SELECTED PASSAGE:

When is stop-and-frisk allowed, and when is it unconstitutional? Imagine walking down the street, minding your own business, when suddenly a police officer stops you, physically searches your body, and does not allow you to leave. What is 'stop and frisk,' and is it even legal? Professor Dan Capra from Fordham Law School takes us through a detailed examination of the practice and its underpinnings in the Supreme Court's decision in Terry v. Ohio.
The practice of stop and frisk has been debated at the highest levels of government, even making an appearance in presidential debates. But what are the conditions that make it legal or illegal? Professor Capra explains the standards of 'reasonable suspicion' and 'probable cause,' shedding light on when and how officers are allowed to stop, question, and search individuals. But he also delves into the more problematic side of this practice, revealing how it has been used in a way that disproportionately harms minorities, particularly African-American men, as evidenced by a high-profile lawsuit against the New York City Police Department's program. Stop and frisk may be legal when conducted properly, but the lines are often blurred. Explore the complex legal framework behind stop and frisk in this enlightening conversation that takes you beyond the headlines and into the heart of a subject.
Professor Daniel Capra is a professor at Fordham Law School. He is a nationally recognized expert on evidence and criminal procedure.
Terry v. Ohio (1968) – In Terry v. Ohio, the Supreme Court addressed the constitutionality of the "stop and frisk" procedure. The case revolved around a police officer who stopped and frisked three men he believed were acting suspiciously, ultimately finding concealed firearms. The Court ruled that a limited search was permissible if a police officer observed unusual conduct leading them to reasonably believe that criminal activity may be afoot and that the individual may be armed and dangerous. This established that a "stop" requires only "reasonable suspicion," a lower standard than the "probable cause" required for an arrest. This decision has had a significant impact on law enforcement practices in the U.S., essentially legitimizing "stop and frisk" encounters between police officers and individuals on the street, provided they meet the standards set forth in the ruling. The ruling continues to influence the complex legal framework governing interactions between law enforcement and the public.

AIM OF THE TASK:
Return the stop-and-frisk piece in full, word for word. Rely only on the stop-and-frisk piece for what comes next.

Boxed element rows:
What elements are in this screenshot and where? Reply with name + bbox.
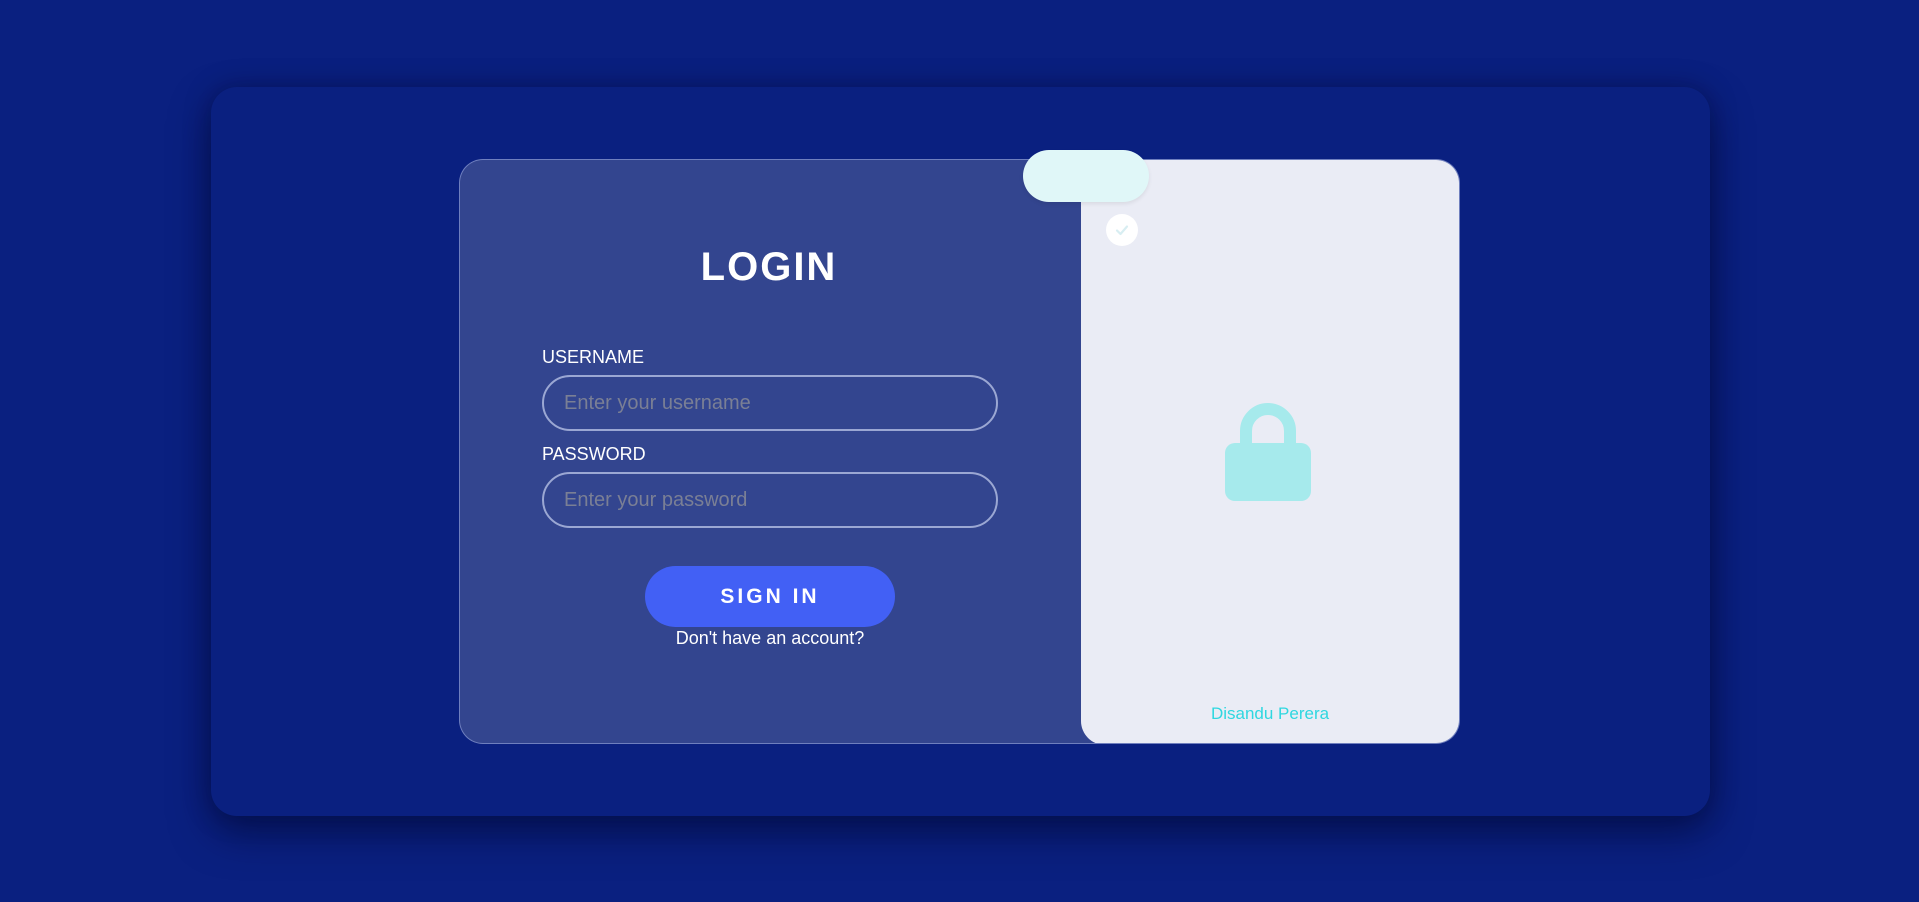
username-label: USERNAME — [542, 347, 645, 367]
sign-in-button[interactable]: SIGN IN — [645, 566, 895, 627]
tab-pill — [1023, 150, 1149, 202]
username-input[interactable] — [542, 375, 998, 431]
password-label: PASSWORD — [542, 444, 646, 464]
signup-link[interactable]: Don't have an account? — [620, 628, 920, 649]
check-icon — [1115, 225, 1129, 236]
author-credit: Disandu Perera — [1210, 704, 1330, 723]
lock-icon — [1225, 403, 1311, 501]
page-title: LOGIN — [700, 245, 838, 289]
password-input[interactable] — [542, 472, 998, 528]
check-badge — [1106, 214, 1138, 246]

FINAL RESULT:
When is stop-and-frisk allowed, and when is it unconstitutional? Imagine walking down the street, minding your own business, when suddenly a police officer stops you, physically searches your body, and does not allow you to leave. What is 'stop and frisk,' and is it even legal? Professor Dan Capra from Fordham Law School takes us through a detailed examination of the practice and its underpinnings in the Supreme Court's decision in Terry v. Ohio.
The practice of stop and frisk has been debated at the highest levels of government, even making an appearance in presidential debates. But what are the conditions that make it legal or illegal? Professor Capra explains the standards of 'reasonable suspicion' and 'probable cause,' shedding light on when and how officers are allowed to stop, question, and search individuals. But he also delves into the more problematic side of this practice, revealing how it has been used in a way that disproportionately harms minorities, particularly African-American men, as evidenced by a high-profile lawsuit against the New York City Police Department's program. Stop and frisk may be legal when conducted properly, but the lines are often blurred. Explore the complex legal framework behind stop and frisk in this enlightening conversation that takes you beyond the headlines and into the heart of a subject.
Professor Daniel Capra is a professor at Fordham Law School. He is a nationally recognized expert on evidence and criminal procedure.
Terry v. Ohio (1968) – In Terry v. Ohio, the Supreme Court addressed the constitutionality of the "stop and frisk" procedure. The case revolved around a police officer who stopped and frisked three men he believed were acting suspiciously, ultimately finding concealed firearms. The Court ruled that a limited search was permissible if a police officer observed unusual conduct leading them to reasonably believe that criminal activity may be afoot and that the individual may be armed and dangerous. This established that a "stop" requires only "reasonable suspicion," a lower standard than the "probable cause" required for an arrest. This decision has had a significant impact on law enforcement practices in the U.S., essentially legitimizing "stop and frisk" encounters between police officers and individuals on the street, provided they meet the standards set forth in the ruling. The ruling continues to influence the complex legal framework governing interactions between law enforcement and the public.